## Task details
Every entry, from first to last, is to be written out exactly.

## Stored data
<<<<
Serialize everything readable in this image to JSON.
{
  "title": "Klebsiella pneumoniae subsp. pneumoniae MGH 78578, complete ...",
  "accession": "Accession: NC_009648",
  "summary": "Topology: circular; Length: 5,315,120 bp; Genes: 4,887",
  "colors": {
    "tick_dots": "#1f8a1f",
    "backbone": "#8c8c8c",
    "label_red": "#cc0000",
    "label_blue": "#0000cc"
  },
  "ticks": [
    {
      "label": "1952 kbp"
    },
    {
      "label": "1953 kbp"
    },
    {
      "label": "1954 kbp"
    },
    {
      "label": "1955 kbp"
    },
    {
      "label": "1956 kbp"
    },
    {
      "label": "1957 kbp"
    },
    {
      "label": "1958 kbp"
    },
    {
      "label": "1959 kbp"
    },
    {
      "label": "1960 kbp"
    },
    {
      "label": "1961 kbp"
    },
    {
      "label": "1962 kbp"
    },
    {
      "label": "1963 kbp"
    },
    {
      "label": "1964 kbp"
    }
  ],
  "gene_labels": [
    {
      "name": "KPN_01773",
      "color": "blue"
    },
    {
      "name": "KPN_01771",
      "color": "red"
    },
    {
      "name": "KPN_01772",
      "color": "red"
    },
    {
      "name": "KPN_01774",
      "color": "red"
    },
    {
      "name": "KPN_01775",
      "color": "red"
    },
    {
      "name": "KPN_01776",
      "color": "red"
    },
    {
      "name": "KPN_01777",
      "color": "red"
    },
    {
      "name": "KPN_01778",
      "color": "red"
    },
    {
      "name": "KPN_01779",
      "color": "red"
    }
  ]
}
>>>>
## Answer space
Serialize everything readable in this image to JSON.
{
  "title": "Klebsiella pneumoniae subsp. pneumoniae MGH 78578, complete ...",
  "accession": "Accession: NC_009648",
  "summary": "Topology: circular; Length: 5,315,120 bp; Genes: 4,887",
  "colors": {
    "tick_dots": "#1f8a1f",
    "backbone": "#8c8c8c",
    "label_red": "#cc0000",
    "label_blue": "#0000cc"
  },
  "ticks": [
    {
      "label": "1952 kbp"
    },
    {
      "label": "1953 kbp"
    },
    {
      "label": "1954 kbp"
    },
    {
      "label": "1955 kbp"
    },
    {
      "label": "1956 kbp"
    },
    {
      "label": "1957 kbp"
    },
    {
      "label": "1958 kbp"
    },
    {
      "label": "1959 kbp"
    },
    {
      "label": "1960 kbp"
    },
    {
      "label": "1961 kbp"
    },
    {
      "label": "1962 kbp"
    },
    {
      "label": "1963 kbp"
    },
    {
      "label": "1964 kbp"
    }
  ],
  "gene_labels": [
    {
      "name": "KPN_01773",
      "color": "blue"
    },
    {
      "name": "KPN_01771",
      "color": "red"
    },
    {
      "name": "KPN_01772",
      "color": "red"
    },
    {
      "name": "KPN_01774",
      "color": "red"
    },
    {
      "name": "KPN_01775",
      "color": "red"
    },
    {
      "name": "KPN_01776",
      "color": "red"
    },
    {
      "name": "KPN_01777",
      "color": "red"
    },
    {
      "name": "KPN_01778",
      "color": "red"
    },
    {
      "name": "KPN_01779",
      "color": "red"
    }
  ]
}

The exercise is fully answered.